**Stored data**
========================
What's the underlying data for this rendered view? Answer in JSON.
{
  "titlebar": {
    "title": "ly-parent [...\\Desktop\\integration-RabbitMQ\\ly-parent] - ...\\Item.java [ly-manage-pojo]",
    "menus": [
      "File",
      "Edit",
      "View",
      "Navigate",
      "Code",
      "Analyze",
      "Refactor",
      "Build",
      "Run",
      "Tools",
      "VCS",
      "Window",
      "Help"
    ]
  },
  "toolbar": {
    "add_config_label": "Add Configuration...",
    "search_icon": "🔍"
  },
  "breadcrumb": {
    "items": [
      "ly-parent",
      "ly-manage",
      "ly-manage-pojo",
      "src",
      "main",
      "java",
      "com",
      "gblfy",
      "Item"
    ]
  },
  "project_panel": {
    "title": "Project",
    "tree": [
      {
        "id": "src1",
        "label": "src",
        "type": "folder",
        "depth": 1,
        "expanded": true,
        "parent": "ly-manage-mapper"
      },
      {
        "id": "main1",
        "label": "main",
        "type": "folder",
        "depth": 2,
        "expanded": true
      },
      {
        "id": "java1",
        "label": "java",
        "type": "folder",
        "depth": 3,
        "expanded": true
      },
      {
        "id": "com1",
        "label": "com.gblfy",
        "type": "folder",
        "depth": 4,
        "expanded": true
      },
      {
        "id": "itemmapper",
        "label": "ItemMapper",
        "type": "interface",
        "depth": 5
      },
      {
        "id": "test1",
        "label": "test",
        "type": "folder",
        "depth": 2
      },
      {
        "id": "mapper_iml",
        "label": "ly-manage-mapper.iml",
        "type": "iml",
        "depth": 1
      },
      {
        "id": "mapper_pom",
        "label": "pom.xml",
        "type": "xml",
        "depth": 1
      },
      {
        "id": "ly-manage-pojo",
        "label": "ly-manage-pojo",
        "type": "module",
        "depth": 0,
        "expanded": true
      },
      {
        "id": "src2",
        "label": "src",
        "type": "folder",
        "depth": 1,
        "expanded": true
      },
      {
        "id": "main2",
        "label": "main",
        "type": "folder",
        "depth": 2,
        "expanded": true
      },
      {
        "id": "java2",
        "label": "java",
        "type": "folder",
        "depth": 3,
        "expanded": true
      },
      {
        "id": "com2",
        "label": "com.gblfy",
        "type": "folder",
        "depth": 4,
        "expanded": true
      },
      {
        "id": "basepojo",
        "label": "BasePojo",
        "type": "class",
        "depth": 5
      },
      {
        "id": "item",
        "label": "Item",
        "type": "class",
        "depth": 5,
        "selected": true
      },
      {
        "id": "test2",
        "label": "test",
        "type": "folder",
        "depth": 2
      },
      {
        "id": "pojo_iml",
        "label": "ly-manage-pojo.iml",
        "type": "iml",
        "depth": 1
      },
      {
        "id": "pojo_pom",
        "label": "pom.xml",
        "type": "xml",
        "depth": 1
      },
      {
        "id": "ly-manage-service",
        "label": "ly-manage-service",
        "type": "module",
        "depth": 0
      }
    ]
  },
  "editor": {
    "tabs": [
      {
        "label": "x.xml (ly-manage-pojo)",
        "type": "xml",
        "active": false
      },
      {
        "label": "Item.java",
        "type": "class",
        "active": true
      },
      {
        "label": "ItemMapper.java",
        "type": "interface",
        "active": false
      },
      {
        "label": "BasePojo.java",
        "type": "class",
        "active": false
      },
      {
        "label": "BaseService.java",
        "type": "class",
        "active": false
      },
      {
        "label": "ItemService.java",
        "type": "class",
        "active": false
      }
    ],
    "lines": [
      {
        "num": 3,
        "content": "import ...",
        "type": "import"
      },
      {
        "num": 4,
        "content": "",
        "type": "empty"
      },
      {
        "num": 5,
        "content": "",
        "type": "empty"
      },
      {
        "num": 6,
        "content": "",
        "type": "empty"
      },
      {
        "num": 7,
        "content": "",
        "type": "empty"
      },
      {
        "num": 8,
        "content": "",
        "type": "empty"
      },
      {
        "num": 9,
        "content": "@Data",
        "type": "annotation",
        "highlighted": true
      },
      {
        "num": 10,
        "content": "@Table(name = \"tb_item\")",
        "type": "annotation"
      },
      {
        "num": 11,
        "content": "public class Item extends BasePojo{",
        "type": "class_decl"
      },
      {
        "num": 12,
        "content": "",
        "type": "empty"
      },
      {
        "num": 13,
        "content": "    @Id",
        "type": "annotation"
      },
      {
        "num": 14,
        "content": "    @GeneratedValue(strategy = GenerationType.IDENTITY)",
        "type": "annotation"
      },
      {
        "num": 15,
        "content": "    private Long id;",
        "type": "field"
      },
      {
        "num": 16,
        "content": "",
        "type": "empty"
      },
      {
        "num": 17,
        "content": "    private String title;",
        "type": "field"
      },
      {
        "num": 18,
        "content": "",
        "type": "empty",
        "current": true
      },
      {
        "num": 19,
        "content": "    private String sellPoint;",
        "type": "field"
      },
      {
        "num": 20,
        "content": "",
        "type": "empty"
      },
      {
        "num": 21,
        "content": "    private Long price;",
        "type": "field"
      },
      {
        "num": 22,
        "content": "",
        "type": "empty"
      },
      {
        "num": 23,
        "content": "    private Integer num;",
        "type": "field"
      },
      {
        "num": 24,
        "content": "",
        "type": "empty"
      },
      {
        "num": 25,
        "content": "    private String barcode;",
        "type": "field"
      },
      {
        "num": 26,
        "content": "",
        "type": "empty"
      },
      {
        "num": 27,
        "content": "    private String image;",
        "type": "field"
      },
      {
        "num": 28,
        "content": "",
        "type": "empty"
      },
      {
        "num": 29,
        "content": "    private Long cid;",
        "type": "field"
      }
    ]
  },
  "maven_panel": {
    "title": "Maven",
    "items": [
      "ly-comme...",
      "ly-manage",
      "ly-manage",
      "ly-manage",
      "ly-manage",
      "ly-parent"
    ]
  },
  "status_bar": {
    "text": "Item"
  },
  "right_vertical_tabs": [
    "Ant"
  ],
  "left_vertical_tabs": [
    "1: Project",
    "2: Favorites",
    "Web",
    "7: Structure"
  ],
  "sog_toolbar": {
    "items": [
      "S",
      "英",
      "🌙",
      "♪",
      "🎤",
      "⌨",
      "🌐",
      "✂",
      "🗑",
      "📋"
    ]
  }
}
========================
**EXERCISE DIRECTIONS**
All of the data must be returned exactly.

**SOLUTION TO THIS TASK**
What's the underlying data for this rendered view? Answer in JSON.
{
  "titlebar": {
    "title": "ly-parent [...\\Desktop\\integration-RabbitMQ\\ly-parent] - ...\\Item.java [ly-manage-pojo]",
    "menus": [
      "File",
      "Edit",
      "View",
      "Navigate",
      "Code",
      "Analyze",
      "Refactor",
      "Build",
      "Run",
      "Tools",
      "VCS",
      "Window",
      "Help"
    ]
  },
  "toolbar": {
    "add_config_label": "Add Configuration...",
    "search_icon": "🔍"
  },
  "breadcrumb": {
    "items": [
      "ly-parent",
      "ly-manage",
      "ly-manage-pojo",
      "src",
      "main",
      "java",
      "com",
      "gblfy",
      "Item"
    ]
  },
  "project_panel": {
    "title": "Project",
    "tree": [
      {
        "id": "src1",
        "label": "src",
        "type": "folder",
        "depth": 1,
        "expanded": true,
        "parent": "ly-manage-mapper"
      },
      {
        "id": "main1",
        "label": "main",
        "type": "folder",
        "depth": 2,
        "expanded": true
      },
      {
        "id": "java1",
        "label": "java",
        "type": "folder",
        "depth": 3,
        "expanded": true
      },
      {
        "id": "com1",
        "label": "com.gblfy",
        "type": "folder",
        "depth": 4,
        "expanded": true
      },
      {
        "id": "itemmapper",
        "label": "ItemMapper",
        "type": "interface",
        "depth": 5
      },
      {
        "id": "test1",
        "label": "test",
        "type": "folder",
        "depth": 2
      },
      {
        "id": "mapper_iml",
        "label": "ly-manage-mapper.iml",
        "type": "iml",
        "depth": 1
      },
      {
        "id": "mapper_pom",
        "label": "pom.xml",
        "type": "xml",
        "depth": 1
      },
      {
        "id": "ly-manage-pojo",
        "label": "ly-manage-pojo",
        "type": "module",
        "depth": 0,
        "expanded": true
      },
      {
        "id": "src2",
        "label": "src",
        "type": "folder",
        "depth": 1,
        "expanded": true
      },
      {
        "id": "main2",
        "label": "main",
        "type": "folder",
        "depth": 2,
        "expanded": true
      },
      {
        "id": "java2",
        "label": "java",
        "type": "folder",
        "depth": 3,
        "expanded": true
      },
      {
        "id": "com2",
        "label": "com.gblfy",
        "type": "folder",
        "depth": 4,
        "expanded": true
      },
      {
        "id": "basepojo",
        "label": "BasePojo",
        "type": "class",
        "depth": 5
      },
      {
        "id": "item",
        "label": "Item",
        "type": "class",
        "depth": 5,
        "selected": true
      },
      {
        "id": "test2",
        "label": "test",
        "type": "folder",
        "depth": 2
      },
      {
        "id": "pojo_iml",
        "label": "ly-manage-pojo.iml",
        "type": "iml",
        "depth": 1
      },
      {
        "id": "pojo_pom",
        "label": "pom.xml",
        "type": "xml",
        "depth": 1
      },
      {
        "id": "ly-manage-service",
        "label": "ly-manage-service",
        "type": "module",
        "depth": 0
      }
    ]
  },
  "editor": {
    "tabs": [
      {
        "label": "x.xml (ly-manage-pojo)",
        "type": "xml",
        "active": false
      },
      {
        "label": "Item.java",
        "type": "class",
        "active": true
      },
      {
        "label": "ItemMapper.java",
        "type": "interface",
        "active": false
      },
      {
        "label": "BasePojo.java",
        "type": "class",
        "active": false
      },
      {
        "label": "BaseService.java",
        "type": "class",
        "active": false
      },
      {
        "label": "ItemService.java",
        "type": "class",
        "active": false
      }
    ],
    "lines": [
      {
        "num": 3,
        "content": "import ...",
        "type": "import"
      },
      {
        "num": 4,
        "content": "",
        "type": "empty"
      },
      {
        "num": 5,
        "content": "",
        "type": "empty"
      },
      {
        "num": 6,
        "content": "",
        "type": "empty"
      },
      {
        "num": 7,
        "content": "",
        "type": "empty"
      },
      {
        "num": 8,
        "content": "",
        "type": "empty"
      },
      {
        "num": 9,
        "content": "@Data",
        "type": "annotation",
        "highlighted": true
      },
      {
        "num": 10,
        "content": "@Table(name = \"tb_item\")",
        "type": "annotation"
      },
      {
        "num": 11,
        "content": "public class Item extends BasePojo{",
        "type": "class_decl"
      },
      {
        "num": 12,
        "content": "",
        "type": "empty"
      },
      {
        "num": 13,
        "content": "    @Id",
        "type": "annotation"
      },
      {
        "num": 14,
        "content": "    @GeneratedValue(strategy = GenerationType.IDENTITY)",
        "type": "annotation"
      },
      {
        "num": 15,
        "content": "    private Long id;",
        "type": "field"
      },
      {
        "num": 16,
        "content": "",
        "type": "empty"
      },
      {
        "num": 17,
        "content": "    private String title;",
        "type": "field"
      },
      {
        "num": 18,
        "content": "",
        "type": "empty",
        "current": true
      },
      {
        "num": 19,
        "content": "    private String sellPoint;",
        "type": "field"
      },
      {
        "num": 20,
        "content": "",
        "type": "empty"
      },
      {
        "num": 21,
        "content": "    private Long price;",
        "type": "field"
      },
      {
        "num": 22,
        "content": "",
        "type": "empty"
      },
      {
        "num": 23,
        "content": "    private Integer num;",
        "type": "field"
      },
      {
        "num": 24,
        "content": "",
        "type": "empty"
      },
      {
        "num": 25,
        "content": "    private String barcode;",
        "type": "field"
      },
      {
        "num": 26,
        "content": "",
        "type": "empty"
      },
      {
        "num": 27,
        "content": "    private String image;",
        "type": "field"
      },
      {
        "num": 28,
        "content": "",
        "type": "empty"
      },
      {
        "num": 29,
        "content": "    private Long cid;",
        "type": "field"
      }
    ]
  },
  "maven_panel": {
    "title": "Maven",
    "items": [
      "ly-comme...",
      "ly-manage",
      "ly-manage",
      "ly-manage",
      "ly-manage",
      "ly-parent"
    ]
  },
  "status_bar": {
    "text": "Item"
  },
  "right_vertical_tabs": [
    "Ant"
  ],
  "left_vertical_tabs": [
    "1: Project",
    "2: Favorites",
    "Web",
    "7: Structure"
  ],
  "sog_toolbar": {
    "items": [
      "S",
      "英",
      "🌙",
      "♪",
      "🎤",
      "⌨",
      "🌐",
      "✂",
      "🗑",
      "📋"
    ]
  }
}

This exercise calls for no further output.